Task goal: Repeat each of these records exactly.

(Data records)

----

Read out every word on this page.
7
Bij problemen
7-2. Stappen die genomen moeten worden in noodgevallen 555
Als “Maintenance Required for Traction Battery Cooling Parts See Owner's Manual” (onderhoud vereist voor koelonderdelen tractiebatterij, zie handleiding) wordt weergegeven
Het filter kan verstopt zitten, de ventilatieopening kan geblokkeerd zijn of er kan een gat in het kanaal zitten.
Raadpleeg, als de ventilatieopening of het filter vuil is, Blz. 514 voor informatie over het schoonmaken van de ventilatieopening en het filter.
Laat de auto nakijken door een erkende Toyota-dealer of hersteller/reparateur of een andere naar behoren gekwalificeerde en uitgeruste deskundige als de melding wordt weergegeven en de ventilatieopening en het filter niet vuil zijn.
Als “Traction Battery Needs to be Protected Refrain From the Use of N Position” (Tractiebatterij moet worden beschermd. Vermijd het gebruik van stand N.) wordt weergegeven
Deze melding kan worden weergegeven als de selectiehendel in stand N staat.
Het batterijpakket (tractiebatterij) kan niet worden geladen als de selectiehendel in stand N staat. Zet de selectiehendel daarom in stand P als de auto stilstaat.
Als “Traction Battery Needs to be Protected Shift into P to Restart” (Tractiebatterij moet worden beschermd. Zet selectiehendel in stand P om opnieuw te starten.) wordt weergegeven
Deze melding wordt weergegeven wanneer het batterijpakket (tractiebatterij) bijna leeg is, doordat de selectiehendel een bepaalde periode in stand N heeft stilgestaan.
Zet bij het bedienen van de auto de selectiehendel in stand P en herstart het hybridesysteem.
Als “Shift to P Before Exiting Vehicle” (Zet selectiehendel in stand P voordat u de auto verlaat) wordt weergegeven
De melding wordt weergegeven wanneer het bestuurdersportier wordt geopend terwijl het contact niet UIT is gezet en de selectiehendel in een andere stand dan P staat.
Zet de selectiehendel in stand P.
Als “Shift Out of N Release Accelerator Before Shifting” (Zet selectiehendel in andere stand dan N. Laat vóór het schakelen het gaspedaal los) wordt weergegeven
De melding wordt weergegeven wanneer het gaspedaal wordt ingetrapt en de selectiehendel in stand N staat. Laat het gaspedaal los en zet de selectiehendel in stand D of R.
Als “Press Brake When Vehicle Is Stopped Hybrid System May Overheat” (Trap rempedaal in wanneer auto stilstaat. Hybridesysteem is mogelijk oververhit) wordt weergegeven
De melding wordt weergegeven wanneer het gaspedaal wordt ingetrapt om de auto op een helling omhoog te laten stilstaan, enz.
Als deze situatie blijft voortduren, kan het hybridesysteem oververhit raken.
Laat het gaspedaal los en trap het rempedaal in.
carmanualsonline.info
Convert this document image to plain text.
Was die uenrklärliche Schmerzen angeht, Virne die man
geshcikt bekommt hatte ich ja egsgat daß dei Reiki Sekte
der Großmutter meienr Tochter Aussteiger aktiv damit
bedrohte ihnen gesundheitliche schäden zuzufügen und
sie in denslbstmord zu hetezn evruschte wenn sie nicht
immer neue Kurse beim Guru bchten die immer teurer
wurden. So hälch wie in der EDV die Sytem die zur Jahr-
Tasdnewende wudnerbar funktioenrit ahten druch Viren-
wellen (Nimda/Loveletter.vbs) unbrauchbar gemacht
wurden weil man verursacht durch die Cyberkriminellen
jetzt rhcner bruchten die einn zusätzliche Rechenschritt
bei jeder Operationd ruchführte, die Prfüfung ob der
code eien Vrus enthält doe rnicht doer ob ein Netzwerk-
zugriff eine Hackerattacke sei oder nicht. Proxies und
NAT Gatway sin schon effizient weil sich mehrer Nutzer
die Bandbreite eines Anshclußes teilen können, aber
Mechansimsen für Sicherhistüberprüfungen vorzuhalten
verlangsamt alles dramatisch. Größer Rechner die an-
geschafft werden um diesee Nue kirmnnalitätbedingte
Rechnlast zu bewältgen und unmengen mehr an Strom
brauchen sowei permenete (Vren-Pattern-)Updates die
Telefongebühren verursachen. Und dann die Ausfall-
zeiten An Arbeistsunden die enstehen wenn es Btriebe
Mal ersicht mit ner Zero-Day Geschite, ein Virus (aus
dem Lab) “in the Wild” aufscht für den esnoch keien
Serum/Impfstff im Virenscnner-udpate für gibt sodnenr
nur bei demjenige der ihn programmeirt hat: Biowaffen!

----

Task result:
Read out every word on this page.
7
Bij problemen
7-2. Stappen die genomen moeten worden in noodgevallen 555
Als “Maintenance Required for Traction Battery Cooling Parts See Owner's Manual” (onderhoud vereist voor koelonderdelen tractiebatterij, zie handleiding) wordt weergegeven
Het filter kan verstopt zitten, de ventilatieopening kan geblokkeerd zijn of er kan een gat in het kanaal zitten.
Raadpleeg, als de ventilatieopening of het filter vuil is, Blz. 514 voor informatie over het schoonmaken van de ventilatieopening en het filter.
Laat de auto nakijken door een erkende Toyota-dealer of hersteller/reparateur of een andere naar behoren gekwalificeerde en uitgeruste deskundige als de melding wordt weergegeven en de ventilatieopening en het filter niet vuil zijn.
Als “Traction Battery Needs to be Protected Refrain From the Use of N Position” (Tractiebatterij moet worden beschermd. Vermijd het gebruik van stand N.) wordt weergegeven
Deze melding kan worden weergegeven als de selectiehendel in stand N staat.
Het batterijpakket (tractiebatterij) kan niet worden geladen als de selectiehendel in stand N staat. Zet de selectiehendel daarom in stand P als de auto stilstaat.
Als “Traction Battery Needs to be Protected Shift into P to Restart” (Tractiebatterij moet worden beschermd. Zet selectiehendel in stand P om opnieuw te starten.) wordt weergegeven
Deze melding wordt weergegeven wanneer het batterijpakket (tractiebatterij) bijna leeg is, doordat de selectiehendel een bepaalde periode in stand N heeft stilgestaan.
Zet bij het bedienen van de auto de selectiehendel in stand P en herstart het hybridesysteem.
Als “Shift to P Before Exiting Vehicle” (Zet selectiehendel in stand P voordat u de auto verlaat) wordt weergegeven
De melding wordt weergegeven wanneer het bestuurdersportier wordt geopend terwijl het contact niet UIT is gezet en de selectiehendel in een andere stand dan P staat.
Zet de selectiehendel in stand P.
Als “Shift Out of N Release Accelerator Before Shifting” (Zet selectiehendel in andere stand dan N. Laat vóór het schakelen het gaspedaal los) wordt weergegeven
De melding wordt weergegeven wanneer het gaspedaal wordt ingetrapt en de selectiehendel in stand N staat. Laat het gaspedaal los en zet de selectiehendel in stand D of R.
Als “Press Brake When Vehicle Is Stopped Hybrid System May Overheat” (Trap rempedaal in wanneer auto stilstaat. Hybridesysteem is mogelijk oververhit) wordt weergegeven
De melding wordt weergegeven wanneer het gaspedaal wordt ingetrapt om de auto op een helling omhoog te laten stilstaan, enz.
Als deze situatie blijft voortduren, kan het hybridesysteem oververhit raken.
Laat het gaspedaal los en trap het rempedaal in.
carmanualsonline.info
Convert this document image to plain text.
Was die uenrklärliche Schmerzen angeht, Virne die man
geshcikt bekommt hatte ich ja egsgat daß dei Reiki Sekte
der Großmutter meienr Tochter Aussteiger aktiv damit
bedrohte ihnen gesundheitliche schäden zuzufügen und
sie in denslbstmord zu hetezn evruschte wenn sie nicht
immer neue Kurse beim Guru bchten die immer teurer
wurden. So hälch wie in der EDV die Sytem die zur Jahr-
Tasdnewende wudnerbar funktioenrit ahten druch Viren-
wellen (Nimda/Loveletter.vbs) unbrauchbar gemacht
wurden weil man verursacht durch die Cyberkriminellen
jetzt rhcner bruchten die einn zusätzliche Rechenschritt
bei jeder Operationd ruchführte, die Prfüfung ob der
code eien Vrus enthält doe rnicht doer ob ein Netzwerk-
zugriff eine Hackerattacke sei oder nicht. Proxies und
NAT Gatway sin schon effizient weil sich mehrer Nutzer
die Bandbreite eines Anshclußes teilen können, aber
Mechansimsen für Sicherhistüberprüfungen vorzuhalten
verlangsamt alles dramatisch. Größer Rechner die an-
geschafft werden um diesee Nue kirmnnalitätbedingte
Rechnlast zu bewältgen und unmengen mehr an Strom
brauchen sowei permenete (Vren-Pattern-)Updates die
Telefongebühren verursachen. Und dann die Ausfall-
zeiten An Arbeistsunden die enstehen wenn es Btriebe
Mal ersicht mit ner Zero-Day Geschite, ein Virus (aus
dem Lab) “in the Wild” aufscht für den esnoch keien
Serum/Impfstff im Virenscnner-udpate für gibt sodnenr
nur bei demjenige der ihn programmeirt hat: Biowaffen!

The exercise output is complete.